— start Passage to read —

Predicting personal exposure of Windsor, Ontario residents to volatile organic compounds using indoor measurements and survey data
Introduction
To date, many studies have relied upon ambient fixed-site monitoring stations such as Environment Canada's National Air Pollution Surveillance (NAPS) network to characterize population air pollution exposures. However, research has consistently shown that ambient concentrations of volatile organic compounds (VOCs) are often much lower than corresponding personal exposure levels (Wallace et al., 1985; Anderson et al., 2001; Edwards et al., 2001; Kim et al., 2002; Adgate et al., 2004; Sexton et al., 2004a, Sexton et al., 2004b). Therefore, those epidemiological studies employing outdoor measurements may result in exposure measurement error and biased risk estimates (Payne-Sturges et al., 2004). This in turn may constitute a substantial source of uncertainty for risk-based regulatory decision making.

— end Passage to read —

__Given instruction__: Copy out the passage on predicting Windsor residents' exposure to volatile organic compounds, word for word from its title to its last sentence.

— start Raw data —

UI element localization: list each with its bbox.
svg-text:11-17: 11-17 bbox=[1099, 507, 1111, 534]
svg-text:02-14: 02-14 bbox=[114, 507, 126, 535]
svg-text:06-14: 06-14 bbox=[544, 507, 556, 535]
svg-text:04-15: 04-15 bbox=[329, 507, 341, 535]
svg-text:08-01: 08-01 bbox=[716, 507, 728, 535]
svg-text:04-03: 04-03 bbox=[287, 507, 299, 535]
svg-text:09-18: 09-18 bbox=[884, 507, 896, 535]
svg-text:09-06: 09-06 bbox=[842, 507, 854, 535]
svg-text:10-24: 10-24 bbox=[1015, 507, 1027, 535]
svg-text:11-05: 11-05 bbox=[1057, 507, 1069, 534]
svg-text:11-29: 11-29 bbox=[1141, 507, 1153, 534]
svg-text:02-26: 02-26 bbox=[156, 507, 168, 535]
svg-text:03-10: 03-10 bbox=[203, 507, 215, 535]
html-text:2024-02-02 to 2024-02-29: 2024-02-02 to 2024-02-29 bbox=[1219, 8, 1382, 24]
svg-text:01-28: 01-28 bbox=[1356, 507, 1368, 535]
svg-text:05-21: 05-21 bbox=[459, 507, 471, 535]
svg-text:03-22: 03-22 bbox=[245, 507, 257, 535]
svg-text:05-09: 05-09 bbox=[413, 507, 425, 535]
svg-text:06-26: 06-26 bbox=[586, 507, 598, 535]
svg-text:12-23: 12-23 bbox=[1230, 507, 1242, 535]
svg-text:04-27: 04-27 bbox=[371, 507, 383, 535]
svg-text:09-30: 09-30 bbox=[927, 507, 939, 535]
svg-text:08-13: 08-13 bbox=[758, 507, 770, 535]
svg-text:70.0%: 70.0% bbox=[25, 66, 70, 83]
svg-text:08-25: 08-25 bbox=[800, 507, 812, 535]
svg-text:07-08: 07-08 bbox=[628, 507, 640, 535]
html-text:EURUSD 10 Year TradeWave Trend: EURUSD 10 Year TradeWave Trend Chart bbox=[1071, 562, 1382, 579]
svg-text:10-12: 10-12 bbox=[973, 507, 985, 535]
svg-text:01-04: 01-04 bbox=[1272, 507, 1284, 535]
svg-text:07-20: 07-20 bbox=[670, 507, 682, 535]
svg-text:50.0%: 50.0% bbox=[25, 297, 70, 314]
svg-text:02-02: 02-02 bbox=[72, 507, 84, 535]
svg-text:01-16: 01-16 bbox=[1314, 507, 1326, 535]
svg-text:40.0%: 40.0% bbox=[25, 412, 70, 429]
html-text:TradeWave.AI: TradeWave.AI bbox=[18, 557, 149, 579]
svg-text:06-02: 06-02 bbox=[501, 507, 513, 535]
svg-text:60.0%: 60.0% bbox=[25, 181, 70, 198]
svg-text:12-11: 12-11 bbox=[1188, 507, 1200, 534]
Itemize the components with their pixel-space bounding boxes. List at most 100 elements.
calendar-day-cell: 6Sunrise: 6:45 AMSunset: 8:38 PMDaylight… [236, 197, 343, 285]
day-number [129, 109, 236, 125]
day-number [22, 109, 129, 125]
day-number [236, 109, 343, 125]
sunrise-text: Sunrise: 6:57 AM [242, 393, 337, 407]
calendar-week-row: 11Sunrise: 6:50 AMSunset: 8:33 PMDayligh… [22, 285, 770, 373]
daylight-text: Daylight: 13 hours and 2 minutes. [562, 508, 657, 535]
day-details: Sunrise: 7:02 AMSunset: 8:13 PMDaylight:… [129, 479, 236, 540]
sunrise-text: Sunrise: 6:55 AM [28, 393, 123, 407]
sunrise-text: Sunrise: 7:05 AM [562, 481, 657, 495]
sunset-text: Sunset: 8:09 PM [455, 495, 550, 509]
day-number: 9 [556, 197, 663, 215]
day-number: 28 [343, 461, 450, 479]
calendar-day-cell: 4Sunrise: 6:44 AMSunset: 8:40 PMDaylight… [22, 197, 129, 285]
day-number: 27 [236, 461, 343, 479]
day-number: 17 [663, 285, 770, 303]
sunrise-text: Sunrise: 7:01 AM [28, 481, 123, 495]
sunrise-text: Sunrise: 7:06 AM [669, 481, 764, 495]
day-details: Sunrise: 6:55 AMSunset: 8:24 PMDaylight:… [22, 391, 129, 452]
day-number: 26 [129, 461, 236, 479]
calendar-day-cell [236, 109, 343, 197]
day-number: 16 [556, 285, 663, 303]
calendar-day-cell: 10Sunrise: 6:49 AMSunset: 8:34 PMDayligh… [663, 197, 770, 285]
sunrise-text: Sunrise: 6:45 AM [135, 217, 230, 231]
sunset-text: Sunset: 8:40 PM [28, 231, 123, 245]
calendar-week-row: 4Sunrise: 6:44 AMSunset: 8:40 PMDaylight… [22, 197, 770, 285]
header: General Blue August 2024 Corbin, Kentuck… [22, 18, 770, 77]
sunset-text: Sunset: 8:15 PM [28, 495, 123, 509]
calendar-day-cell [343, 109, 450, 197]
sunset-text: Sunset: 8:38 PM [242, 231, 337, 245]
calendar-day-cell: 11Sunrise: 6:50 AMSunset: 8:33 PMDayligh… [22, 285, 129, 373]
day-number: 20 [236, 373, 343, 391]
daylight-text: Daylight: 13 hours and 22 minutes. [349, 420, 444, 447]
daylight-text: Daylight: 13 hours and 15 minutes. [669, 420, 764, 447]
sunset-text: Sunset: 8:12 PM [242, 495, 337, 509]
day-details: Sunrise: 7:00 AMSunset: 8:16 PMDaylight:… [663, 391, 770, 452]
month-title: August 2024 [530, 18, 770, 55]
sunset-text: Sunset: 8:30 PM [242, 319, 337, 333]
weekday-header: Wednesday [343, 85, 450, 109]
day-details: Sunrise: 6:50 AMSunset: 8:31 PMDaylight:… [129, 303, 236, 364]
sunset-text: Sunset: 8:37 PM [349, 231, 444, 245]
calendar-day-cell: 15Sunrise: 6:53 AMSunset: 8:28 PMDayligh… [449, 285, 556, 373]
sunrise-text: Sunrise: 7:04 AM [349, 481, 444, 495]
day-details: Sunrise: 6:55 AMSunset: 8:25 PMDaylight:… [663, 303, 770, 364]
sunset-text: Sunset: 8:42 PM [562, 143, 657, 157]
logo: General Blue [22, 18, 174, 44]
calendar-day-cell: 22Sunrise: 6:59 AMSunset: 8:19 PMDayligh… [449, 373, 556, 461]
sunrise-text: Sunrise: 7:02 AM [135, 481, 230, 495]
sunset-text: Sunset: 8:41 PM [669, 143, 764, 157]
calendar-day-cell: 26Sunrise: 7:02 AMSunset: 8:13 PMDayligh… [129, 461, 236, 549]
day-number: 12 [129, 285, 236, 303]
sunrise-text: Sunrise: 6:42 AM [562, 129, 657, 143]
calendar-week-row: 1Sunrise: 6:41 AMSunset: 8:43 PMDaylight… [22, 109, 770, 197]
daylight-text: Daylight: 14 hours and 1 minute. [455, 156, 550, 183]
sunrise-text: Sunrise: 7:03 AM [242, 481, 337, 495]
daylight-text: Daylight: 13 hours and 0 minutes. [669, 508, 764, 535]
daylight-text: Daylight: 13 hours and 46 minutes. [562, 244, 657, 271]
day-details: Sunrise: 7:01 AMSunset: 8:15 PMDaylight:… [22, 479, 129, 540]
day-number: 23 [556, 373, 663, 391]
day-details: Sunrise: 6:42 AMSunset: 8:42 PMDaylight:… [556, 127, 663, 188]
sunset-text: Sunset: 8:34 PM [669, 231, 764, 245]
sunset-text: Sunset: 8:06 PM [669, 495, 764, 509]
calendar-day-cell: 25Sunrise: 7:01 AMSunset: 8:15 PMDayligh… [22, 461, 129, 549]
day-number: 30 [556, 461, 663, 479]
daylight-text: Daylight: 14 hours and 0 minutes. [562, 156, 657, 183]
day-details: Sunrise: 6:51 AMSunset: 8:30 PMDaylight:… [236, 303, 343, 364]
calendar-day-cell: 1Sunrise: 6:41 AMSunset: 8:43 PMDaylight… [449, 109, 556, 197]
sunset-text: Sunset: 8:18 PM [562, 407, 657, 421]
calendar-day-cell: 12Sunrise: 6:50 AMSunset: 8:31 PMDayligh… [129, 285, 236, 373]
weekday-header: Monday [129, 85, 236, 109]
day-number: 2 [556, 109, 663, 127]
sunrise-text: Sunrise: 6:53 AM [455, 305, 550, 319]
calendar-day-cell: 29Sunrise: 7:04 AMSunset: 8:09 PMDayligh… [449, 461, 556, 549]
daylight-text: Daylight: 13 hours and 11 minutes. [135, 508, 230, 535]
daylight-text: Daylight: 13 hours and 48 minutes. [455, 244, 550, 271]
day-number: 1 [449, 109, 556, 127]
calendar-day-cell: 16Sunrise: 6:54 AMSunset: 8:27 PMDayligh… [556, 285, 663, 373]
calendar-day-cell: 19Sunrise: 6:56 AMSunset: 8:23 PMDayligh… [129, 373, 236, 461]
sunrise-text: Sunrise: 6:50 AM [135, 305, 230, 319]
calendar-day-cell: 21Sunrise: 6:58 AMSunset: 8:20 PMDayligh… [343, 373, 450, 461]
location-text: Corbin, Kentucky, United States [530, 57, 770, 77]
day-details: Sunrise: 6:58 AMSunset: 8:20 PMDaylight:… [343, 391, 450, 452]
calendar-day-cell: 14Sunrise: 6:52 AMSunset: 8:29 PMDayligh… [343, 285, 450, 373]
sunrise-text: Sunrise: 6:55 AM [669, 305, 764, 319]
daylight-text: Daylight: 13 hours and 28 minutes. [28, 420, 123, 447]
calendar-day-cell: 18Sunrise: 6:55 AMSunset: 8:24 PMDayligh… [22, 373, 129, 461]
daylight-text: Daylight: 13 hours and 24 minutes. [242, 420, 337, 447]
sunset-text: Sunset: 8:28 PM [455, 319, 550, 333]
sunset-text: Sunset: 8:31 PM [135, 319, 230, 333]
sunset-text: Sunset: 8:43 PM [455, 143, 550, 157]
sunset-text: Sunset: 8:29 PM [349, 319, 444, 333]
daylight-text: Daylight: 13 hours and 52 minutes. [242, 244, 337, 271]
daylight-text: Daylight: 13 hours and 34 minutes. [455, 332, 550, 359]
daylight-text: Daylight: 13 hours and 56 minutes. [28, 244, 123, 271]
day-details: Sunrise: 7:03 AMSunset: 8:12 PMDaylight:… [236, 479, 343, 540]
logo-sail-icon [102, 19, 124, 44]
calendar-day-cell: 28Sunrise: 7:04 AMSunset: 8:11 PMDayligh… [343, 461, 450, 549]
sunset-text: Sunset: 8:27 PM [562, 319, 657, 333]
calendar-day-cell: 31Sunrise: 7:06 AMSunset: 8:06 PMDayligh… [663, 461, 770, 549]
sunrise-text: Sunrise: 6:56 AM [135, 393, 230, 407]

— end Raw data —

__Solution to the exercise__:
Predicting personal exposure of Windsor, Ontario residents to volatile organic compounds using indoor measurements and survey data
Introduction
To date, many studies have relied upon ambient fixed-site monitoring stations such as Environment Canada's National Air Pollution Surveillance (NAPS) network to characterize population air pollution exposures. However, research has consistently shown that ambient concentrations of volatile organic compounds (VOCs) are often much lower than corresponding personal exposure levels (Wallace et al., 1985; Anderson et al., 2001; Edwards et al., 2001; Kim et al., 2002; Adgate et al., 2004; Sexton et al., 2004a, Sexton et al., 2004b). Therefore, those epidemiological studies employing outdoor measurements may result in exposure measurement error and biased risk estimates (Payne-Sturges et al., 2004). This in turn may constitute a substantial source of uncertainty for risk-based regulatory decision making.